• _WORK TO BE COMPLETED_
Wherever the string "this" appears, copy the whole line.

Stored entries:
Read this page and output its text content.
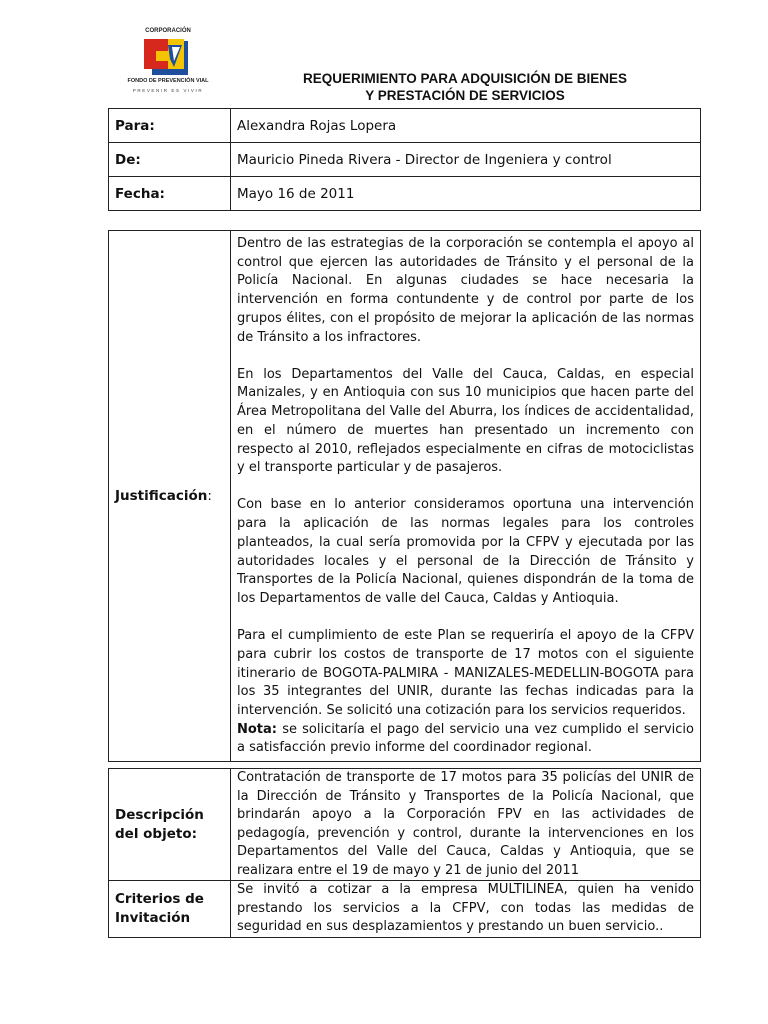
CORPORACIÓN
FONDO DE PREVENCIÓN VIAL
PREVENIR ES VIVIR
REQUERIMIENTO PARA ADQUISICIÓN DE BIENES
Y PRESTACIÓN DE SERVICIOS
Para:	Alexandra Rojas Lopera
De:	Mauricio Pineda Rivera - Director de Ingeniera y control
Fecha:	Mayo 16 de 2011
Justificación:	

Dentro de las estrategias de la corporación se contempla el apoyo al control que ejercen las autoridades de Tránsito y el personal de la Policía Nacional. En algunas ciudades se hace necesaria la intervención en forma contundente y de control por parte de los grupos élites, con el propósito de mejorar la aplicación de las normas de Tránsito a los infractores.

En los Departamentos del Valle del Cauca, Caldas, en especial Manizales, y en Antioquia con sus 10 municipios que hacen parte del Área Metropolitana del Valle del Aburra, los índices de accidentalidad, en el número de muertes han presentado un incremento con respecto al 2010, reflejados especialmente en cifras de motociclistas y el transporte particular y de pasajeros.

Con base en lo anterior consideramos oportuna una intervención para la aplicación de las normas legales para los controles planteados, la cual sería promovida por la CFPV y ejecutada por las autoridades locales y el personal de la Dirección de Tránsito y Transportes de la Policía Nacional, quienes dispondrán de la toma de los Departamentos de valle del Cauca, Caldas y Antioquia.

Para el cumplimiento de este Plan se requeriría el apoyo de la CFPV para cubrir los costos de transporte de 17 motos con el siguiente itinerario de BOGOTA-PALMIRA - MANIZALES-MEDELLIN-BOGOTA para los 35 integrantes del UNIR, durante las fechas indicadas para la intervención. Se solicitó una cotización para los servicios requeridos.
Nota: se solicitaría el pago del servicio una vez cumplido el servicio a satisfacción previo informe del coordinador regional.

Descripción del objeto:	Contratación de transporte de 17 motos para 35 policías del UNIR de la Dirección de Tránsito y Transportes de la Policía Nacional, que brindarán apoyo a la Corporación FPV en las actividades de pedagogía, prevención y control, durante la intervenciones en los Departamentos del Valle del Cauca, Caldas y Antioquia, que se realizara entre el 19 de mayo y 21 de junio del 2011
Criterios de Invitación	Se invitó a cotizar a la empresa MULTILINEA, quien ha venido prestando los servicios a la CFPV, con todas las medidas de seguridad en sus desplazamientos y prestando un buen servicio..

---

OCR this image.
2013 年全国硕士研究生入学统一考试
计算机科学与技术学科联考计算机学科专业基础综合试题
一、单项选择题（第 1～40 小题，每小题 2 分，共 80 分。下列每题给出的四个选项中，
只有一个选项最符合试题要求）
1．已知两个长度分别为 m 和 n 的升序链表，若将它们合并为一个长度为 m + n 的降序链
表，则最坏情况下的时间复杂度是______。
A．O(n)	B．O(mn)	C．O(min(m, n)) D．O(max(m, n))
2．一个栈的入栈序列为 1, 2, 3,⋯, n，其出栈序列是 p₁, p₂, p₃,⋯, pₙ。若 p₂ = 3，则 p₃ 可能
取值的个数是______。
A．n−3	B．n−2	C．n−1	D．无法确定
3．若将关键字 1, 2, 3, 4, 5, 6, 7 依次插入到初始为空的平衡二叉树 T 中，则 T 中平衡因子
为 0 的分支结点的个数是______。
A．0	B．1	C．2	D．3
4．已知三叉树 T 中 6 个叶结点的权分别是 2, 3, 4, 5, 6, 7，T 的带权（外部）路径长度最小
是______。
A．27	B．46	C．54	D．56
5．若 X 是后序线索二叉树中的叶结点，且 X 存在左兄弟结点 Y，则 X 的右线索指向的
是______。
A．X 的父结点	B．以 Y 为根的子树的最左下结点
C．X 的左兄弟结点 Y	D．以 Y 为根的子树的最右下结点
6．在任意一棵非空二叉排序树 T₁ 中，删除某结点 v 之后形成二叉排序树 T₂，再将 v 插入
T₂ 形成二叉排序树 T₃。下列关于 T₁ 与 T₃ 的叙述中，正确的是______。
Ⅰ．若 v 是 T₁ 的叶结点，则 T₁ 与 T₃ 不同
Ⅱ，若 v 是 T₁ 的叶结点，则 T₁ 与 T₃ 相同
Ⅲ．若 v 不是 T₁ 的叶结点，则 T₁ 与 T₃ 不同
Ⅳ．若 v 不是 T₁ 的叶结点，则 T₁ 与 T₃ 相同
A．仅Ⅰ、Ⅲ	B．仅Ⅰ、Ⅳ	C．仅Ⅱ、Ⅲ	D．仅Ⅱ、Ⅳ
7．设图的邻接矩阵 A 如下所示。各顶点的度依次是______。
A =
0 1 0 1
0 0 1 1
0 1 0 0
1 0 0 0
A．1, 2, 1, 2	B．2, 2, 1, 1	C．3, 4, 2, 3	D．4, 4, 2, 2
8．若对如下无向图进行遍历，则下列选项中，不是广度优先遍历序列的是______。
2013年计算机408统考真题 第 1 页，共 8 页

• _EXERCISE RESPONSE_
Read this page and output its text content.
OCR this image.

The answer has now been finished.